[Begin Input records]

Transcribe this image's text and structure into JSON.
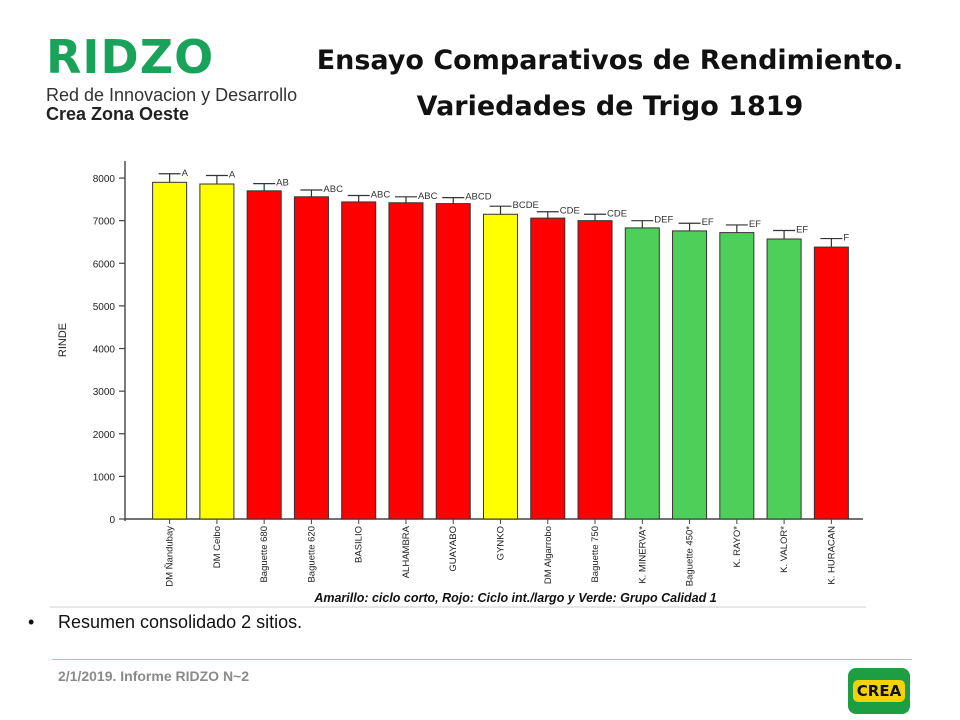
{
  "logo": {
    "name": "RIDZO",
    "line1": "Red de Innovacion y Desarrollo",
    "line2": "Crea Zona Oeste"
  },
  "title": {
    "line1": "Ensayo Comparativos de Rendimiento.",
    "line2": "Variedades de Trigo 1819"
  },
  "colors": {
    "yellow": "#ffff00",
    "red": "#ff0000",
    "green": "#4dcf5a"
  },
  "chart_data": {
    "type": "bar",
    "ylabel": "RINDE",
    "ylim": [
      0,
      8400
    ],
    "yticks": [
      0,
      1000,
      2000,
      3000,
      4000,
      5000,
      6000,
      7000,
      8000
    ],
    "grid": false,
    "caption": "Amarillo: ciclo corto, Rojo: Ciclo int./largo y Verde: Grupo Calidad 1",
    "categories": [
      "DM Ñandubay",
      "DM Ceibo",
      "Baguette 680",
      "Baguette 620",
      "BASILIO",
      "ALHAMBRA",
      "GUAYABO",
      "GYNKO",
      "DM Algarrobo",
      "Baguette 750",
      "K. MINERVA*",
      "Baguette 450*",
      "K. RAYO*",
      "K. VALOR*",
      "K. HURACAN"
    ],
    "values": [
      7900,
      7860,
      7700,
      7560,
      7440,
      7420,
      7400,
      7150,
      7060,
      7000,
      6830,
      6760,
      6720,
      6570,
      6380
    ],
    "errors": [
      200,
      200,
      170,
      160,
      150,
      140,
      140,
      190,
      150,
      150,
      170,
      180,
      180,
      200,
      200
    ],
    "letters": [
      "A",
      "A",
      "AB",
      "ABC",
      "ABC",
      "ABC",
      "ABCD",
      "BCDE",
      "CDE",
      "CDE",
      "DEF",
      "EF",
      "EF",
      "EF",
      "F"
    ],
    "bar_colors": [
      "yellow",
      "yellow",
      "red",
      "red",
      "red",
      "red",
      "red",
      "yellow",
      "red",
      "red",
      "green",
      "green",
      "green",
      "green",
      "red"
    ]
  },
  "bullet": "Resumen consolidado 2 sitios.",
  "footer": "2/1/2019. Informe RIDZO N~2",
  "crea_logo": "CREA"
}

[End Input records]

Copy every line of the data exactly as written, excluding the pictures.

Transcribe this image's text and structure into JSON.
{
  "logo": {
    "name": "RIDZO",
    "line1": "Red de Innovacion y Desarrollo",
    "line2": "Crea Zona Oeste"
  },
  "title": {
    "line1": "Ensayo Comparativos de Rendimiento.",
    "line2": "Variedades de Trigo 1819"
  },
  "colors": {
    "yellow": "#ffff00",
    "red": "#ff0000",
    "green": "#4dcf5a"
  },
  "chart_data": {
    "type": "bar",
    "ylabel": "RINDE",
    "ylim": [
      0,
      8400
    ],
    "yticks": [
      0,
      1000,
      2000,
      3000,
      4000,
      5000,
      6000,
      7000,
      8000
    ],
    "grid": false,
    "caption": "Amarillo: ciclo corto, Rojo: Ciclo int./largo y Verde: Grupo Calidad 1",
    "categories": [
      "DM Ñandubay",
      "DM Ceibo",
      "Baguette 680",
      "Baguette 620",
      "BASILIO",
      "ALHAMBRA",
      "GUAYABO",
      "GYNKO",
      "DM Algarrobo",
      "Baguette 750",
      "K. MINERVA*",
      "Baguette 450*",
      "K. RAYO*",
      "K. VALOR*",
      "K. HURACAN"
    ],
    "values": [
      7900,
      7860,
      7700,
      7560,
      7440,
      7420,
      7400,
      7150,
      7060,
      7000,
      6830,
      6760,
      6720,
      6570,
      6380
    ],
    "errors": [
      200,
      200,
      170,
      160,
      150,
      140,
      140,
      190,
      150,
      150,
      170,
      180,
      180,
      200,
      200
    ],
    "letters": [
      "A",
      "A",
      "AB",
      "ABC",
      "ABC",
      "ABC",
      "ABCD",
      "BCDE",
      "CDE",
      "CDE",
      "DEF",
      "EF",
      "EF",
      "EF",
      "F"
    ],
    "bar_colors": [
      "yellow",
      "yellow",
      "red",
      "red",
      "red",
      "red",
      "red",
      "yellow",
      "red",
      "red",
      "green",
      "green",
      "green",
      "green",
      "red"
    ]
  },
  "bullet": "Resumen consolidado 2 sitios.",
  "footer": "2/1/2019. Informe RIDZO N~2",
  "crea_logo": "CREA"
}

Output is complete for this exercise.